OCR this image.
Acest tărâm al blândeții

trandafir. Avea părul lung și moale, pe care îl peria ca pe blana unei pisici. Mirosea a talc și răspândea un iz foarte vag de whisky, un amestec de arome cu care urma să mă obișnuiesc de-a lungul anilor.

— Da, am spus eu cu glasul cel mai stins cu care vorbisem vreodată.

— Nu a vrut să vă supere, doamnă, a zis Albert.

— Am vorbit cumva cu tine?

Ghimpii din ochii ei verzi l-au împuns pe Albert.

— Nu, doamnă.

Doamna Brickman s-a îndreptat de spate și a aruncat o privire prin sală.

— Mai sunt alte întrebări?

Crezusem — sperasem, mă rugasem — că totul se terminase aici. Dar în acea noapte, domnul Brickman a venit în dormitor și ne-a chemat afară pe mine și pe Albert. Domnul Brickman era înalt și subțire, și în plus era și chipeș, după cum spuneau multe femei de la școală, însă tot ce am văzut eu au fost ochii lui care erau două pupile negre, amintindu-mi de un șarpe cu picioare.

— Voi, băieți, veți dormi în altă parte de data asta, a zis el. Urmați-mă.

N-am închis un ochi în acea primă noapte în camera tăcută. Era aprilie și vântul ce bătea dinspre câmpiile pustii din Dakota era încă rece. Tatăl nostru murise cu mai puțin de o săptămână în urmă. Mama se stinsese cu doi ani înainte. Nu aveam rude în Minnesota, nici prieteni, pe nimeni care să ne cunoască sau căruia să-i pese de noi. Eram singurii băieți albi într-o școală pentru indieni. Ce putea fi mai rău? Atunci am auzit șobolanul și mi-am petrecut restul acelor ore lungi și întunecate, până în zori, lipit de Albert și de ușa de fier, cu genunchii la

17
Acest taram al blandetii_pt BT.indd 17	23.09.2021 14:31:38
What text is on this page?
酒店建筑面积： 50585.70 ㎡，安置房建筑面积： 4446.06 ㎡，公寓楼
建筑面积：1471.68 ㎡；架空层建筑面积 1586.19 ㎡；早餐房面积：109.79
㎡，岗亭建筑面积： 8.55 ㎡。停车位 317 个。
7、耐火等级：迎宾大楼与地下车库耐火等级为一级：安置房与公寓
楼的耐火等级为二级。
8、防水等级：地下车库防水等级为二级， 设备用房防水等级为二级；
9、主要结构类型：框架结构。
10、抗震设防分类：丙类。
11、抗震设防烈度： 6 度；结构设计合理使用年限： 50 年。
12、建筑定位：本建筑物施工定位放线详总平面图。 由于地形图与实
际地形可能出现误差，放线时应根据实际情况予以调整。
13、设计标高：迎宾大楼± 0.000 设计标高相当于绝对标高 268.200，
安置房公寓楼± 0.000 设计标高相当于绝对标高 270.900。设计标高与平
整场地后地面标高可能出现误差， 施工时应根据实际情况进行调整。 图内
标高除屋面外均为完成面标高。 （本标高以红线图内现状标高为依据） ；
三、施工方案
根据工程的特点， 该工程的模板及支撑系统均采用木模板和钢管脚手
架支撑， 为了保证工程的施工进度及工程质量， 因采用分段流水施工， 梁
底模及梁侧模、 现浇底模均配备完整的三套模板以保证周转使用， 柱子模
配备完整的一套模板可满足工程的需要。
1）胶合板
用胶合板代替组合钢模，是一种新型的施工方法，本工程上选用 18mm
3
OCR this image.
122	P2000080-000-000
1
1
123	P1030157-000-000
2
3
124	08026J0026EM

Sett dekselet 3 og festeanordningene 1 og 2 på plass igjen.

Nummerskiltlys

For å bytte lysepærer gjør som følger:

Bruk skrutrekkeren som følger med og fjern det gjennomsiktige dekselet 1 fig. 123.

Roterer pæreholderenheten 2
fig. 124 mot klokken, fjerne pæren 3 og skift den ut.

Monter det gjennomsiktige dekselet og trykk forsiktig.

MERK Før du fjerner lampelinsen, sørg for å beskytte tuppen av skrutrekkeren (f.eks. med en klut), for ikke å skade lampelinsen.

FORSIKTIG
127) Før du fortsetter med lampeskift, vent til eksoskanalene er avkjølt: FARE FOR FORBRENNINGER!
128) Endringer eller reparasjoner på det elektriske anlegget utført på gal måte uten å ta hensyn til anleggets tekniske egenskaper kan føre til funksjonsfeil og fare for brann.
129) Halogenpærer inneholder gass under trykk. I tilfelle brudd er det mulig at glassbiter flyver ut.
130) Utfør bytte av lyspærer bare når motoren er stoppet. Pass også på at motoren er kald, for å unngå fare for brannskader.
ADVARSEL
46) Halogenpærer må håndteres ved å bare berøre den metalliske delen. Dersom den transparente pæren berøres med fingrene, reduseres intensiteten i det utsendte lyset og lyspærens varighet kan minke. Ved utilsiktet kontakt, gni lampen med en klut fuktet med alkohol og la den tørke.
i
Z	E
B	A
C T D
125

Goal of the exercise:
All entries must be repeated verbatim.

Solution to this task:
OCR this image.
Acest tărâm al blândeții

trandafir. Avea părul lung și moale, pe care îl peria ca pe blana unei pisici. Mirosea a talc și răspândea un iz foarte vag de whisky, un amestec de arome cu care urma să mă obișnuiesc de-a lungul anilor.

— Da, am spus eu cu glasul cel mai stins cu care vorbisem vreodată.

— Nu a vrut să vă supere, doamnă, a zis Albert.

— Am vorbit cumva cu tine?

Ghimpii din ochii ei verzi l-au împuns pe Albert.

— Nu, doamnă.

Doamna Brickman s-a îndreptat de spate și a aruncat o privire prin sală.

— Mai sunt alte întrebări?

Crezusem — sperasem, mă rugasem — că totul se terminase aici. Dar în acea noapte, domnul Brickman a venit în dormitor și ne-a chemat afară pe mine și pe Albert. Domnul Brickman era înalt și subțire, și în plus era și chipeș, după cum spuneau multe femei de la școală, însă tot ce am văzut eu au fost ochii lui care erau două pupile negre, amintindu-mi de un șarpe cu picioare.

— Voi, băieți, veți dormi în altă parte de data asta, a zis el. Urmați-mă.

N-am închis un ochi în acea primă noapte în camera tăcută. Era aprilie și vântul ce bătea dinspre câmpiile pustii din Dakota era încă rece. Tatăl nostru murise cu mai puțin de o săptămână în urmă. Mama se stinsese cu doi ani înainte. Nu aveam rude în Minnesota, nici prieteni, pe nimeni care să ne cunoască sau căruia să-i pese de noi. Eram singurii băieți albi într-o școală pentru indieni. Ce putea fi mai rău? Atunci am auzit șobolanul și mi-am petrecut restul acelor ore lungi și întunecate, până în zori, lipit de Albert și de ușa de fier, cu genunchii la

17
Acest taram al blandetii_pt BT.indd 17	23.09.2021 14:31:38
What text is on this page?
酒店建筑面积： 50585.70 ㎡，安置房建筑面积： 4446.06 ㎡，公寓楼
建筑面积：1471.68 ㎡；架空层建筑面积 1586.19 ㎡；早餐房面积：109.79
㎡，岗亭建筑面积： 8.55 ㎡。停车位 317 个。
7、耐火等级：迎宾大楼与地下车库耐火等级为一级：安置房与公寓
楼的耐火等级为二级。
8、防水等级：地下车库防水等级为二级， 设备用房防水等级为二级；
9、主要结构类型：框架结构。
10、抗震设防分类：丙类。
11、抗震设防烈度： 6 度；结构设计合理使用年限： 50 年。
12、建筑定位：本建筑物施工定位放线详总平面图。 由于地形图与实
际地形可能出现误差，放线时应根据实际情况予以调整。
13、设计标高：迎宾大楼± 0.000 设计标高相当于绝对标高 268.200，
安置房公寓楼± 0.000 设计标高相当于绝对标高 270.900。设计标高与平
整场地后地面标高可能出现误差， 施工时应根据实际情况进行调整。 图内
标高除屋面外均为完成面标高。 （本标高以红线图内现状标高为依据） ；
三、施工方案
根据工程的特点， 该工程的模板及支撑系统均采用木模板和钢管脚手
架支撑， 为了保证工程的施工进度及工程质量， 因采用分段流水施工， 梁
底模及梁侧模、 现浇底模均配备完整的三套模板以保证周转使用， 柱子模
配备完整的一套模板可满足工程的需要。
1）胶合板
用胶合板代替组合钢模，是一种新型的施工方法，本工程上选用 18mm
3
OCR this image.
122	P2000080-000-000
1
1
123	P1030157-000-000
2
3
124	08026J0026EM

Sett dekselet 3 og festeanordningene 1 og 2 på plass igjen.

Nummerskiltlys

For å bytte lysepærer gjør som følger:

Bruk skrutrekkeren som følger med og fjern det gjennomsiktige dekselet 1 fig. 123.

Roterer pæreholderenheten 2
fig. 124 mot klokken, fjerne pæren 3 og skift den ut.

Monter det gjennomsiktige dekselet og trykk forsiktig.

MERK Før du fjerner lampelinsen, sørg for å beskytte tuppen av skrutrekkeren (f.eks. med en klut), for ikke å skade lampelinsen.

FORSIKTIG
127) Før du fortsetter med lampeskift, vent til eksoskanalene er avkjølt: FARE FOR FORBRENNINGER!
128) Endringer eller reparasjoner på det elektriske anlegget utført på gal måte uten å ta hensyn til anleggets tekniske egenskaper kan føre til funksjonsfeil og fare for brann.
129) Halogenpærer inneholder gass under trykk. I tilfelle brudd er det mulig at glassbiter flyver ut.
130) Utfør bytte av lyspærer bare når motoren er stoppet. Pass også på at motoren er kald, for å unngå fare for brannskader.
ADVARSEL
46) Halogenpærer må håndteres ved å bare berøre den metalliske delen. Dersom den transparente pæren berøres med fingrene, reduseres intensiteten i det utsendte lyset og lyspærens varighet kan minke. Ved utilsiktet kontakt, gni lampen med en klut fuktet med alkohol og la den tørke.
i
Z	E
B	A
C T D
125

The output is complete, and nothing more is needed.